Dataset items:
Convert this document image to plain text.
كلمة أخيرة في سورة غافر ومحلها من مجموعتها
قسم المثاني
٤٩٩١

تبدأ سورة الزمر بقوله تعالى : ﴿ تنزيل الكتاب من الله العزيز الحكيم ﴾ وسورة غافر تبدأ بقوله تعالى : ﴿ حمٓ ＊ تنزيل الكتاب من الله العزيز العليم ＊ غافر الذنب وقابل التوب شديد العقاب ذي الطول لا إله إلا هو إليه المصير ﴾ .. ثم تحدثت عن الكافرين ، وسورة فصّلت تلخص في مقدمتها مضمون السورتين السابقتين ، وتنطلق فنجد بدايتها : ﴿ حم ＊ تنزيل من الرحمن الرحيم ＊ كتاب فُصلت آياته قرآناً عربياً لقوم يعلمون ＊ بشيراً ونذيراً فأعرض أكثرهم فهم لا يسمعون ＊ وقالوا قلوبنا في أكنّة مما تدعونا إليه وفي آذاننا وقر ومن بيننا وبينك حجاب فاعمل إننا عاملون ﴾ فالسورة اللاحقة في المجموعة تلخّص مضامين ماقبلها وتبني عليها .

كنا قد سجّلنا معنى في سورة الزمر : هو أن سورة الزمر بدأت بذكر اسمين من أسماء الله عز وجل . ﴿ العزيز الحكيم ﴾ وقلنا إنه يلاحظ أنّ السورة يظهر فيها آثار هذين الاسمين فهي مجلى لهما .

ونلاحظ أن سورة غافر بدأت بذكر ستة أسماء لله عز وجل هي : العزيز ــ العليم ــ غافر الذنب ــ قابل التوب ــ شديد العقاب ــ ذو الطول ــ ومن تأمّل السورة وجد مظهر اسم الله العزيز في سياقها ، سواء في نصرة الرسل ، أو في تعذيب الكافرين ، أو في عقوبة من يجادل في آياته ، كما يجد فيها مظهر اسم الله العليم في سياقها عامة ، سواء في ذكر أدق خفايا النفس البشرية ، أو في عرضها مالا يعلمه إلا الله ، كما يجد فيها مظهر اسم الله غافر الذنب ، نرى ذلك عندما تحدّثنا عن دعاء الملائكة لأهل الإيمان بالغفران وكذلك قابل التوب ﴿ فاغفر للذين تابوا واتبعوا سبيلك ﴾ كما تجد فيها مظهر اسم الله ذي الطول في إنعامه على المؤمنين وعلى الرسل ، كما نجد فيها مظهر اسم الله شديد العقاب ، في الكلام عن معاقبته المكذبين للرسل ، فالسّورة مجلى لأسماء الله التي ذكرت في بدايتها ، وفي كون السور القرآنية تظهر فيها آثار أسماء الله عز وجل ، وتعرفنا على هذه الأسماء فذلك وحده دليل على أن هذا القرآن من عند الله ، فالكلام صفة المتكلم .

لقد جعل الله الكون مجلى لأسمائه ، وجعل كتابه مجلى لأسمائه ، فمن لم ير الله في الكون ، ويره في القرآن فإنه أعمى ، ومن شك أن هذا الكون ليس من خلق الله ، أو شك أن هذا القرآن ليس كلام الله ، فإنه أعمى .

## SHORT PROBLEM
Repeat the data in its entirety, character for character.

## THE RESULT
Convert this document image to plain text.
كلمة أخيرة في سورة غافر ومحلها من مجموعتها
قسم المثاني
٤٩٩١

تبدأ سورة الزمر بقوله تعالى : ﴿ تنزيل الكتاب من الله العزيز الحكيم ﴾ وسورة غافر تبدأ بقوله تعالى : ﴿ حمٓ ＊ تنزيل الكتاب من الله العزيز العليم ＊ غافر الذنب وقابل التوب شديد العقاب ذي الطول لا إله إلا هو إليه المصير ﴾ .. ثم تحدثت عن الكافرين ، وسورة فصّلت تلخص في مقدمتها مضمون السورتين السابقتين ، وتنطلق فنجد بدايتها : ﴿ حم ＊ تنزيل من الرحمن الرحيم ＊ كتاب فُصلت آياته قرآناً عربياً لقوم يعلمون ＊ بشيراً ونذيراً فأعرض أكثرهم فهم لا يسمعون ＊ وقالوا قلوبنا في أكنّة مما تدعونا إليه وفي آذاننا وقر ومن بيننا وبينك حجاب فاعمل إننا عاملون ﴾ فالسورة اللاحقة في المجموعة تلخّص مضامين ماقبلها وتبني عليها .

كنا قد سجّلنا معنى في سورة الزمر : هو أن سورة الزمر بدأت بذكر اسمين من أسماء الله عز وجل . ﴿ العزيز الحكيم ﴾ وقلنا إنه يلاحظ أنّ السورة يظهر فيها آثار هذين الاسمين فهي مجلى لهما .

ونلاحظ أن سورة غافر بدأت بذكر ستة أسماء لله عز وجل هي : العزيز ــ العليم ــ غافر الذنب ــ قابل التوب ــ شديد العقاب ــ ذو الطول ــ ومن تأمّل السورة وجد مظهر اسم الله العزيز في سياقها ، سواء في نصرة الرسل ، أو في تعذيب الكافرين ، أو في عقوبة من يجادل في آياته ، كما يجد فيها مظهر اسم الله العليم في سياقها عامة ، سواء في ذكر أدق خفايا النفس البشرية ، أو في عرضها مالا يعلمه إلا الله ، كما يجد فيها مظهر اسم الله غافر الذنب ، نرى ذلك عندما تحدّثنا عن دعاء الملائكة لأهل الإيمان بالغفران وكذلك قابل التوب ﴿ فاغفر للذين تابوا واتبعوا سبيلك ﴾ كما تجد فيها مظهر اسم الله ذي الطول في إنعامه على المؤمنين وعلى الرسل ، كما نجد فيها مظهر اسم الله شديد العقاب ، في الكلام عن معاقبته المكذبين للرسل ، فالسّورة مجلى لأسماء الله التي ذكرت في بدايتها ، وفي كون السور القرآنية تظهر فيها آثار أسماء الله عز وجل ، وتعرفنا على هذه الأسماء فذلك وحده دليل على أن هذا القرآن من عند الله ، فالكلام صفة المتكلم .

لقد جعل الله الكون مجلى لأسمائه ، وجعل كتابه مجلى لأسمائه ، فمن لم ير الله في الكون ، ويره في القرآن فإنه أعمى ، ومن شك أن هذا الكون ليس من خلق الله ، أو شك أن هذا القرآن ليس كلام الله ، فإنه أعمى .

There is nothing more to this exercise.